# WHAT IS BEING ASKED
Copy out every line that contains "Effect".

# EXERCISE INPUTS
= = = = = = =

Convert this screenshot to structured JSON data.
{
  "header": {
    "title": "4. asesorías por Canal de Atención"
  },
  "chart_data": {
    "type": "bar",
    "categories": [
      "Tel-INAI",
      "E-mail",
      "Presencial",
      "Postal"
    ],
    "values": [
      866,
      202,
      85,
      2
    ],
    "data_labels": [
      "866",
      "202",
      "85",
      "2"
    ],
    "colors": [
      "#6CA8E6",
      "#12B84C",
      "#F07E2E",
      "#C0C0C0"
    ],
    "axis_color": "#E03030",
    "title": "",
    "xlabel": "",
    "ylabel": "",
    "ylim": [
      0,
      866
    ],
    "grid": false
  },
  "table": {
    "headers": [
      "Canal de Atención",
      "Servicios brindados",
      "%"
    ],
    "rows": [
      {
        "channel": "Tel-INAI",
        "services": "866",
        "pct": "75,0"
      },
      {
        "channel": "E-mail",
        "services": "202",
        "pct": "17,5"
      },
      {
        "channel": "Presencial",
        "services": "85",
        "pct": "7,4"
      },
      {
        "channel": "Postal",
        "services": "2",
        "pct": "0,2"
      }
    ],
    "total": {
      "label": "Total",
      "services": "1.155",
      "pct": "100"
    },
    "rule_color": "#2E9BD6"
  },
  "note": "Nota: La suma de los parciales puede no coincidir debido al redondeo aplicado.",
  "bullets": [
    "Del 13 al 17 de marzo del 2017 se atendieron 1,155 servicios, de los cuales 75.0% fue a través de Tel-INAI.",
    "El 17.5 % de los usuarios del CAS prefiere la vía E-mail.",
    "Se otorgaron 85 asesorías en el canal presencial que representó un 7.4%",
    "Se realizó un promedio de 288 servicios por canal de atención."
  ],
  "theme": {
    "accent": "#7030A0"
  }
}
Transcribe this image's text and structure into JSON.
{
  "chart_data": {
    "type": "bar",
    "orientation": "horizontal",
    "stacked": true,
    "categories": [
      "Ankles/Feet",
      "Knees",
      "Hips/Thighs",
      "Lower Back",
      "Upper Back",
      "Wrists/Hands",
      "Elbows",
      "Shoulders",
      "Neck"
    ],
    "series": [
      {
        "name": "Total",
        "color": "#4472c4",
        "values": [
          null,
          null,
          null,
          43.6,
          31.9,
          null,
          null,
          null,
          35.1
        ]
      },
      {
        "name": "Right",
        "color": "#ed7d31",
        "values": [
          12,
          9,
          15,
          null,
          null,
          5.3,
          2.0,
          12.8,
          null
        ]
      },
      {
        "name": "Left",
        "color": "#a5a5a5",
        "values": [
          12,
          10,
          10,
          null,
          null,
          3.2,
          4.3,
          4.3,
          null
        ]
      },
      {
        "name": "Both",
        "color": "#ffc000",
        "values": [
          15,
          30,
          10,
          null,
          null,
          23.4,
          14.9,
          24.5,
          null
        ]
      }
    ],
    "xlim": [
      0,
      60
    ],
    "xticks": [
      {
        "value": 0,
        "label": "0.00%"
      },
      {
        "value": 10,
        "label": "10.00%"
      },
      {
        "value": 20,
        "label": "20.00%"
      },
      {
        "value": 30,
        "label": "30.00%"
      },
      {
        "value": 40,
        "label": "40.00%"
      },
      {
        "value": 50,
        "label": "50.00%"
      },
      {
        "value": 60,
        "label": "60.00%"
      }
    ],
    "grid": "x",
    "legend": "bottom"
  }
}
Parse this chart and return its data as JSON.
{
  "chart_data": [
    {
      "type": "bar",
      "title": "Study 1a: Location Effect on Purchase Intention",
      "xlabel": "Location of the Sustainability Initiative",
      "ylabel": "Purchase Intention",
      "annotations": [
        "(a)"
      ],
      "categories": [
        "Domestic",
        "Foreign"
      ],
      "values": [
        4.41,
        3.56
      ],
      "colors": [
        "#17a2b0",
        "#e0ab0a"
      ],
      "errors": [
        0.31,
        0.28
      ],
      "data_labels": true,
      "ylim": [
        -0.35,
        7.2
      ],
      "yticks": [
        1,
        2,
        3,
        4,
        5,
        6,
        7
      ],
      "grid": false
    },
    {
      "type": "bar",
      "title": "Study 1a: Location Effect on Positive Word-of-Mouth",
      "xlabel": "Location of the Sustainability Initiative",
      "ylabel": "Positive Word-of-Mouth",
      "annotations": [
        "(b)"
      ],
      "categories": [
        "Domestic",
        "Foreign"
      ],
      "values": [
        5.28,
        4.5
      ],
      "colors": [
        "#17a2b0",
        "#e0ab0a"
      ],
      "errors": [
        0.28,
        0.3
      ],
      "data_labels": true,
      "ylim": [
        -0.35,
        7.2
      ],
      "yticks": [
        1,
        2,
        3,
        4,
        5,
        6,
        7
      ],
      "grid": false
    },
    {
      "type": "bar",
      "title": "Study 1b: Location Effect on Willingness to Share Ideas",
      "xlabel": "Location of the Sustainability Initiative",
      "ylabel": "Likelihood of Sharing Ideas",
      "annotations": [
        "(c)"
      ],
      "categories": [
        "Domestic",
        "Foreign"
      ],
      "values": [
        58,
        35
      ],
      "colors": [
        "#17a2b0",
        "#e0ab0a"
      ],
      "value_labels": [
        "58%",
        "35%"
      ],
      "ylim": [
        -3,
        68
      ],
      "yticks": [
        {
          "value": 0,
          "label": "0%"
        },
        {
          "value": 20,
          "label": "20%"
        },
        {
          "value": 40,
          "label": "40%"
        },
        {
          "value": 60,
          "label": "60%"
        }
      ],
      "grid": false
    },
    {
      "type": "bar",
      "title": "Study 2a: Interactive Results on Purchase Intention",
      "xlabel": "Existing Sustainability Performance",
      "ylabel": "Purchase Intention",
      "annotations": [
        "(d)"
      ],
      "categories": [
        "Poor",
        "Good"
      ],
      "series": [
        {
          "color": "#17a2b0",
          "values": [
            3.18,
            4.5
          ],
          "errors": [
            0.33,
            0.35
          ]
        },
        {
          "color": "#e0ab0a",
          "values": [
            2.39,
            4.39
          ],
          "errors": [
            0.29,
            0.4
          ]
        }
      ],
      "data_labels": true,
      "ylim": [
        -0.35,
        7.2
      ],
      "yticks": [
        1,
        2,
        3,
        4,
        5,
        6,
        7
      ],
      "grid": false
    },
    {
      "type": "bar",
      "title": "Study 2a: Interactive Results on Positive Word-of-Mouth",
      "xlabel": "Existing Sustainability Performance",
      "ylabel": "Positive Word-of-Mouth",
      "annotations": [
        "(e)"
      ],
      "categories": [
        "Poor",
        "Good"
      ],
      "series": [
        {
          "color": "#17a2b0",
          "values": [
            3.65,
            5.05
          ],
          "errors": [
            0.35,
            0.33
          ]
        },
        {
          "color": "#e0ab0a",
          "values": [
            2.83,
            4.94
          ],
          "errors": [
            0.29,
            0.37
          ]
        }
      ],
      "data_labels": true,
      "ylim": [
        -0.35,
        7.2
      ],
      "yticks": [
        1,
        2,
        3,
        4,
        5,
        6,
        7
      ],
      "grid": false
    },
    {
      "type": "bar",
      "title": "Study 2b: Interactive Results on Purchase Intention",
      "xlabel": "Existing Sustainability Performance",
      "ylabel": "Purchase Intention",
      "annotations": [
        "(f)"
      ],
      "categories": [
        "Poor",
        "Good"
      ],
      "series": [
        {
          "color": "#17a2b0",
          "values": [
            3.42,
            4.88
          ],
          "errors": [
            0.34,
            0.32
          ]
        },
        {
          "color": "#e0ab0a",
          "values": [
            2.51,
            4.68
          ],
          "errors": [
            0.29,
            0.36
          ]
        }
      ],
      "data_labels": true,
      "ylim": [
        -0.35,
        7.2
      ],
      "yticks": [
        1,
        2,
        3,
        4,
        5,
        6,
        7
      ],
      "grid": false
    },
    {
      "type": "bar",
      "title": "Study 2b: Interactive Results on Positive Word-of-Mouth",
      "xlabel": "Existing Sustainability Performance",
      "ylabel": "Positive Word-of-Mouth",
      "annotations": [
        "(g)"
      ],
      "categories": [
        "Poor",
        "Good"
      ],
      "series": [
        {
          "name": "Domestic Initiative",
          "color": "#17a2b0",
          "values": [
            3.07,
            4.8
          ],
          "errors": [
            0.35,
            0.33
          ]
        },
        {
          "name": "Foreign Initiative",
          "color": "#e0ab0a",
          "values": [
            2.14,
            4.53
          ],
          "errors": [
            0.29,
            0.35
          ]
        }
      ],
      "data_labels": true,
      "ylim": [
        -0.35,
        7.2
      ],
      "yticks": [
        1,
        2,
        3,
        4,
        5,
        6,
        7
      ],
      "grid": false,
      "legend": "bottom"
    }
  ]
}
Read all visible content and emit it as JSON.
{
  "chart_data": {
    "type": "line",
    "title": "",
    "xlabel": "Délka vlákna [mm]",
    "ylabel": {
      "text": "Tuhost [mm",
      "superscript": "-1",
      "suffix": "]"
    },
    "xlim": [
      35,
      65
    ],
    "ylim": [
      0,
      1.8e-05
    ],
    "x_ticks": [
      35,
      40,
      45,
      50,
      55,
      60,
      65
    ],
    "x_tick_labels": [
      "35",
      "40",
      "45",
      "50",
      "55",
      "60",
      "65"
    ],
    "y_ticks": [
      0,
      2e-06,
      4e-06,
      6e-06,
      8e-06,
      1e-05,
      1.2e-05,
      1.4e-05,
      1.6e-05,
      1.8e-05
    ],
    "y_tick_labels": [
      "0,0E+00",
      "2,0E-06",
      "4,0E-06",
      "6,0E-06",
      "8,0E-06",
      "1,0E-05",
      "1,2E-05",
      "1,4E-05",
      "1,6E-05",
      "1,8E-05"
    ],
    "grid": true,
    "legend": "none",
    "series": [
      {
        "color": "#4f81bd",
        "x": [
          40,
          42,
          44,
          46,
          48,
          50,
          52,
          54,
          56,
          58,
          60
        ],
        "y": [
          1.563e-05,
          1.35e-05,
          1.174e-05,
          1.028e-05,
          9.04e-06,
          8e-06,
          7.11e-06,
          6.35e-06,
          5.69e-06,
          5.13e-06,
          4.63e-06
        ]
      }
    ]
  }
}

= = = = = = =

# FINAL ANSWER
      "title": "Study 1a: Location Effect on Purchase Intention",
      "title": "Study 1a: Location Effect on Positive Word-of-Mouth",
      "title": "Study 1b: Location Effect on Willingness to Share Ideas",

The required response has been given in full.